▶ Required task:
Find the line containing "Enumerate this screenshot's". Retype it and every line after it through the end of the entries, exactly as written, with nothing added.

##########

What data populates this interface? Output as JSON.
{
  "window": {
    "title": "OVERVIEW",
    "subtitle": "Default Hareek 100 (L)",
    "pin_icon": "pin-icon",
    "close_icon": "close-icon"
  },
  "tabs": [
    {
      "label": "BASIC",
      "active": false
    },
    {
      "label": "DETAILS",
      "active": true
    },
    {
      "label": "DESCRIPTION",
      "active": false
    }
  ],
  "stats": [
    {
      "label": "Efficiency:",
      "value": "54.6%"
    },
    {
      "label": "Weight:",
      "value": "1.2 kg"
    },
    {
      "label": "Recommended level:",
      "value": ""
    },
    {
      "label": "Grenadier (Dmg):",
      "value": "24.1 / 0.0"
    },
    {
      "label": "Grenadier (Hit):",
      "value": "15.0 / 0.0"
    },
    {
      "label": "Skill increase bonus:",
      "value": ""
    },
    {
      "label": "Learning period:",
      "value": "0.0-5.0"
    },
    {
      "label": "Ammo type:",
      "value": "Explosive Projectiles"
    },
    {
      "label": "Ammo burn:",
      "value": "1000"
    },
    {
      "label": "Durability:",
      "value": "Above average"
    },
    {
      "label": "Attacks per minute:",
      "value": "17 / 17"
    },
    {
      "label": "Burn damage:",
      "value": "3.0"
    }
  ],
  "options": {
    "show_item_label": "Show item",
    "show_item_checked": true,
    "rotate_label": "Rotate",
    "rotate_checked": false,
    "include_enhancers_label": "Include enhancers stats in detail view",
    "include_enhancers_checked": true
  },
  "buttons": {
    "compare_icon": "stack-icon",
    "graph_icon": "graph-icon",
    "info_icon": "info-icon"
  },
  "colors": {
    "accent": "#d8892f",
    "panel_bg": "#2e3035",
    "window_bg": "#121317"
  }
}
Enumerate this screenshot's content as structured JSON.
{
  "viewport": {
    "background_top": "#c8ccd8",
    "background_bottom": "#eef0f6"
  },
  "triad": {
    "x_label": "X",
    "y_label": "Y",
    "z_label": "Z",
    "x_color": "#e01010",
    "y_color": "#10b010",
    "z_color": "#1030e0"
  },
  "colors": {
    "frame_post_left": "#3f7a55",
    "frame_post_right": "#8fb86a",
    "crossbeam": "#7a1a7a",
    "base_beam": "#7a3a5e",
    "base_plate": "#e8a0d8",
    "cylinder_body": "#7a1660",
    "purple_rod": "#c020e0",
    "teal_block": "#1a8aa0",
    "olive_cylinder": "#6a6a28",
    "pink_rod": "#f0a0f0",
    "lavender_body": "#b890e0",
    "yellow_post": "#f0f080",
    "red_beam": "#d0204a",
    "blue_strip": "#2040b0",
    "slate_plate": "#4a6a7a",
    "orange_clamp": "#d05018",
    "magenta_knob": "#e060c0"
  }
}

##########

▶ Response for this exercise:
Enumerate this screenshot's content as structured JSON.
{
  "viewport": {
    "background_top": "#c8ccd8",
    "background_bottom": "#eef0f6"
  },
  "triad": {
    "x_label": "X",
    "y_label": "Y",
    "z_label": "Z",
    "x_color": "#e01010",
    "y_color": "#10b010",
    "z_color": "#1030e0"
  },
  "colors": {
    "frame_post_left": "#3f7a55",
    "frame_post_right": "#8fb86a",
    "crossbeam": "#7a1a7a",
    "base_beam": "#7a3a5e",
    "base_plate": "#e8a0d8",
    "cylinder_body": "#7a1660",
    "purple_rod": "#c020e0",
    "teal_block": "#1a8aa0",
    "olive_cylinder": "#6a6a28",
    "pink_rod": "#f0a0f0",
    "lavender_body": "#b890e0",
    "yellow_post": "#f0f080",
    "red_beam": "#d0204a",
    "blue_strip": "#2040b0",
    "slate_plate": "#4a6a7a",
    "orange_clamp": "#d05018",
    "magenta_knob": "#e060c0"
  }
}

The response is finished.